**INSTRUCTIONS FOR THE TASK**. Locate each line of the material that contains "content", then return it.

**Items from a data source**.
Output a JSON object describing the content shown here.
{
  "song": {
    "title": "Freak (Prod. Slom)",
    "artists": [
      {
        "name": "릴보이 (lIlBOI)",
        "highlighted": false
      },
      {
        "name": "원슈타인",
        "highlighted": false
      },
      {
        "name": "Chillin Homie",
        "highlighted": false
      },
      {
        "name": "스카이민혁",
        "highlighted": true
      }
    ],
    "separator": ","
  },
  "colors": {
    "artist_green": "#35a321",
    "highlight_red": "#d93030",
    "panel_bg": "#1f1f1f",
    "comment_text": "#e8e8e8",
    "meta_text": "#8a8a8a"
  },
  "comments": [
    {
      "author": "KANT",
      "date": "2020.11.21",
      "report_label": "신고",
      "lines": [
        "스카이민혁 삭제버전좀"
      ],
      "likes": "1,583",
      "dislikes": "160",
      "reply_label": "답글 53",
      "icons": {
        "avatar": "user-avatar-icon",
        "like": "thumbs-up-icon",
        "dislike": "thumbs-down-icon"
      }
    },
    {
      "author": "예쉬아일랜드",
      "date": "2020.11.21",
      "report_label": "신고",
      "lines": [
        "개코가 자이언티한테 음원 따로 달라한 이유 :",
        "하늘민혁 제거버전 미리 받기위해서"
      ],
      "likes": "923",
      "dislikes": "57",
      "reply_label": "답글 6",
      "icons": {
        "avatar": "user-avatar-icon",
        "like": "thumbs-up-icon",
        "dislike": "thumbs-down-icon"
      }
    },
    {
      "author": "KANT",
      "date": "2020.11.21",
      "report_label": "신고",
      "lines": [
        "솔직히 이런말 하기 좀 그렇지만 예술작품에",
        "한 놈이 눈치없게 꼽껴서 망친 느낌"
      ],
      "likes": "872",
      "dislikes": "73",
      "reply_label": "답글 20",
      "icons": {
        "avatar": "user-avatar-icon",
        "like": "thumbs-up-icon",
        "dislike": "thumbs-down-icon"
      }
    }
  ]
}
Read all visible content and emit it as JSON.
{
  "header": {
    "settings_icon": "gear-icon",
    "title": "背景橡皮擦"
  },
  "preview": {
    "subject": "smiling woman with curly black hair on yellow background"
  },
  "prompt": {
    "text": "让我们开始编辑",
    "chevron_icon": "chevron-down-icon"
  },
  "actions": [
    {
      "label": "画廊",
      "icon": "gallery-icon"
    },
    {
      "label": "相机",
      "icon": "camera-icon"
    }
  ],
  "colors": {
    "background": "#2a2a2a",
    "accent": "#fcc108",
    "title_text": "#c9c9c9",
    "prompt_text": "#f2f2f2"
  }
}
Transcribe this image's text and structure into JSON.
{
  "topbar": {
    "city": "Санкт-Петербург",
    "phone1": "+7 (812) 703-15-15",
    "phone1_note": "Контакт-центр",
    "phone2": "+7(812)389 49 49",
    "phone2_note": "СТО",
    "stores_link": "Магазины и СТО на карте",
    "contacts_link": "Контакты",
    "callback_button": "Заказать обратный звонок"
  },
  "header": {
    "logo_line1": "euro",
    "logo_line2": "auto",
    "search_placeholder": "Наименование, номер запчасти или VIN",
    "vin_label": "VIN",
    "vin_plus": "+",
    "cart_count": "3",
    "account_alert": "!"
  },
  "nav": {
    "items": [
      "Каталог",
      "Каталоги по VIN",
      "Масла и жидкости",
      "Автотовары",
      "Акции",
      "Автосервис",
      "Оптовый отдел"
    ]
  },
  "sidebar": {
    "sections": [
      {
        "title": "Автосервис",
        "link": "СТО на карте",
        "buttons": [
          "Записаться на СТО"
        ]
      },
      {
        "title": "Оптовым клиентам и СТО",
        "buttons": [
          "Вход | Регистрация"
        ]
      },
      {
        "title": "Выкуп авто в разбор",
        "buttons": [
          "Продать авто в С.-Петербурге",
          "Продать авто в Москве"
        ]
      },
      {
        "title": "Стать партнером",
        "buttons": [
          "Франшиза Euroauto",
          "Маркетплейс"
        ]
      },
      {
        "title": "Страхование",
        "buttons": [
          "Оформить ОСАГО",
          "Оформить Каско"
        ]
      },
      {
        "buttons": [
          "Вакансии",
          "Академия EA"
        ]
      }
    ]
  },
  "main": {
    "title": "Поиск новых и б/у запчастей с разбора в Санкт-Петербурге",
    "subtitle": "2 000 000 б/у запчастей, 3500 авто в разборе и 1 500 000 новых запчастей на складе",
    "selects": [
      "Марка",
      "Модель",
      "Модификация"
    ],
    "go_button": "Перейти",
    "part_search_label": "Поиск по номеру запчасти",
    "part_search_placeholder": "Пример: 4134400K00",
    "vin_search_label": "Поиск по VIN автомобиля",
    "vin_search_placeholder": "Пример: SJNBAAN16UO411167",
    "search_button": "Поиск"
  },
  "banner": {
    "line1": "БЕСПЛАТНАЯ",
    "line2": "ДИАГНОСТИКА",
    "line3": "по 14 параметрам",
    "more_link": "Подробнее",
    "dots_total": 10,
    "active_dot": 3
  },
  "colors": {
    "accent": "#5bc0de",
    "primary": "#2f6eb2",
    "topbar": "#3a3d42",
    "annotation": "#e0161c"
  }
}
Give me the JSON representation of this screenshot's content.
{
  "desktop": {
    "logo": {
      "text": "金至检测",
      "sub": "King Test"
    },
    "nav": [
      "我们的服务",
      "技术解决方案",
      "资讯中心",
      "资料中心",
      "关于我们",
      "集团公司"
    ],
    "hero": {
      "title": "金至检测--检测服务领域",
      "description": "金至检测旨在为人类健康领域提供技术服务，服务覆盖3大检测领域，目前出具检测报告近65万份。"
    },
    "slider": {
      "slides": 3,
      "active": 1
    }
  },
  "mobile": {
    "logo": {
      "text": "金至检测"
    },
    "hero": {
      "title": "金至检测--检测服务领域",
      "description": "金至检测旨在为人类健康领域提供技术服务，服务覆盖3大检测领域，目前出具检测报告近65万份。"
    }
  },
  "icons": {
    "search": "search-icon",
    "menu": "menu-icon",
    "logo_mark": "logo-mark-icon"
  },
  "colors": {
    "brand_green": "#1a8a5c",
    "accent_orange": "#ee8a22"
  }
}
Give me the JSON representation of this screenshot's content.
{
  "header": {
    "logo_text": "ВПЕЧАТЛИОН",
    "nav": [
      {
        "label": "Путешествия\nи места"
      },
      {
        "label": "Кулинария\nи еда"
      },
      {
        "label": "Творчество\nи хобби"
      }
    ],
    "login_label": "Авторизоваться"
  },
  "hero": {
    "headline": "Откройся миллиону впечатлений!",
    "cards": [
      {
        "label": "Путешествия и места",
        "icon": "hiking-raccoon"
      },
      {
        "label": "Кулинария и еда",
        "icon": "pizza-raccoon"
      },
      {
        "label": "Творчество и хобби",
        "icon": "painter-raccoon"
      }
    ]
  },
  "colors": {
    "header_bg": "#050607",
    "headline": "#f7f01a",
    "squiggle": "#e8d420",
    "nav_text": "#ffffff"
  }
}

**ANSWER FOR THE TASK**.
Output a JSON object describing the content shown here.
Read all visible content and emit it as JSON.
Give me the JSON representation of this screenshot's content.
Give me the JSON representation of this screenshot's content.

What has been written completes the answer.